> _Instructions to follow_:
Retype the material that follows, keeping every word as it is.

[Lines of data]

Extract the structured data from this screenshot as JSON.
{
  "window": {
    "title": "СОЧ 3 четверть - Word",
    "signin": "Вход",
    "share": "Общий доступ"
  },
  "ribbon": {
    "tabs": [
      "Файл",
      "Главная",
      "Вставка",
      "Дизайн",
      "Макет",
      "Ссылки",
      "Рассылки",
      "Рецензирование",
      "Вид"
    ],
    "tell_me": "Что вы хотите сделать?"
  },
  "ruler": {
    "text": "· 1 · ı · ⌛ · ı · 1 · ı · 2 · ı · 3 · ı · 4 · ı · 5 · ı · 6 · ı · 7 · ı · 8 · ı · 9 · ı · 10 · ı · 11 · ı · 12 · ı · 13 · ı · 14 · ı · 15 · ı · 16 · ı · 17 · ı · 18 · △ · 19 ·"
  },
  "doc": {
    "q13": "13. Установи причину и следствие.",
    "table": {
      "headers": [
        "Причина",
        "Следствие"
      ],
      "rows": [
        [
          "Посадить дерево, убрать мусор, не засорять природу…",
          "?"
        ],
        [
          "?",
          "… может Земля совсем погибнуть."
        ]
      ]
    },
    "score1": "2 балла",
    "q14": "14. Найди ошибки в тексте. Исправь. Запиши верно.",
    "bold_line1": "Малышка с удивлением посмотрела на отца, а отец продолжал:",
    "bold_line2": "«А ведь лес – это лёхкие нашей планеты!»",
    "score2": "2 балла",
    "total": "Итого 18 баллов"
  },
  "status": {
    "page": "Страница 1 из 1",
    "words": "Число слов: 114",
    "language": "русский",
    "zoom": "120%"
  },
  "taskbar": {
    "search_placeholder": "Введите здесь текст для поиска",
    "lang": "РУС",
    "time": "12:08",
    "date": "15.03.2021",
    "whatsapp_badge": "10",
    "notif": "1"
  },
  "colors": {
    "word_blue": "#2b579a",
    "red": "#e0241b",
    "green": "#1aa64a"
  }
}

> _The response_:
Extract the structured data from this screenshot as JSON.
{
  "window": {
    "title": "СОЧ 3 четверть - Word",
    "signin": "Вход",
    "share": "Общий доступ"
  },
  "ribbon": {
    "tabs": [
      "Файл",
      "Главная",
      "Вставка",
      "Дизайн",
      "Макет",
      "Ссылки",
      "Рассылки",
      "Рецензирование",
      "Вид"
    ],
    "tell_me": "Что вы хотите сделать?"
  },
  "ruler": {
    "text": "· 1 · ı · ⌛ · ı · 1 · ı · 2 · ı · 3 · ı · 4 · ı · 5 · ı · 6 · ı · 7 · ı · 8 · ı · 9 · ı · 10 · ı · 11 · ı · 12 · ı · 13 · ı · 14 · ı · 15 · ı · 16 · ı · 17 · ı · 18 · △ · 19 ·"
  },
  "doc": {
    "q13": "13. Установи причину и следствие.",
    "table": {
      "headers": [
        "Причина",
        "Следствие"
      ],
      "rows": [
        [
          "Посадить дерево, убрать мусор, не засорять природу…",
          "?"
        ],
        [
          "?",
          "… может Земля совсем погибнуть."
        ]
      ]
    },
    "score1": "2 балла",
    "q14": "14. Найди ошибки в тексте. Исправь. Запиши верно.",
    "bold_line1": "Малышка с удивлением посмотрела на отца, а отец продолжал:",
    "bold_line2": "«А ведь лес – это лёхкие нашей планеты!»",
    "score2": "2 балла",
    "total": "Итого 18 баллов"
  },
  "status": {
    "page": "Страница 1 из 1",
    "words": "Число слов: 114",
    "language": "русский",
    "zoom": "120%"
  },
  "taskbar": {
    "search_placeholder": "Введите здесь текст для поиска",
    "lang": "РУС",
    "time": "12:08",
    "date": "15.03.2021",
    "whatsapp_badge": "10",
    "notif": "1"
  },
  "colors": {
    "word_blue": "#2b579a",
    "red": "#e0241b",
    "green": "#1aa64a"
  }
}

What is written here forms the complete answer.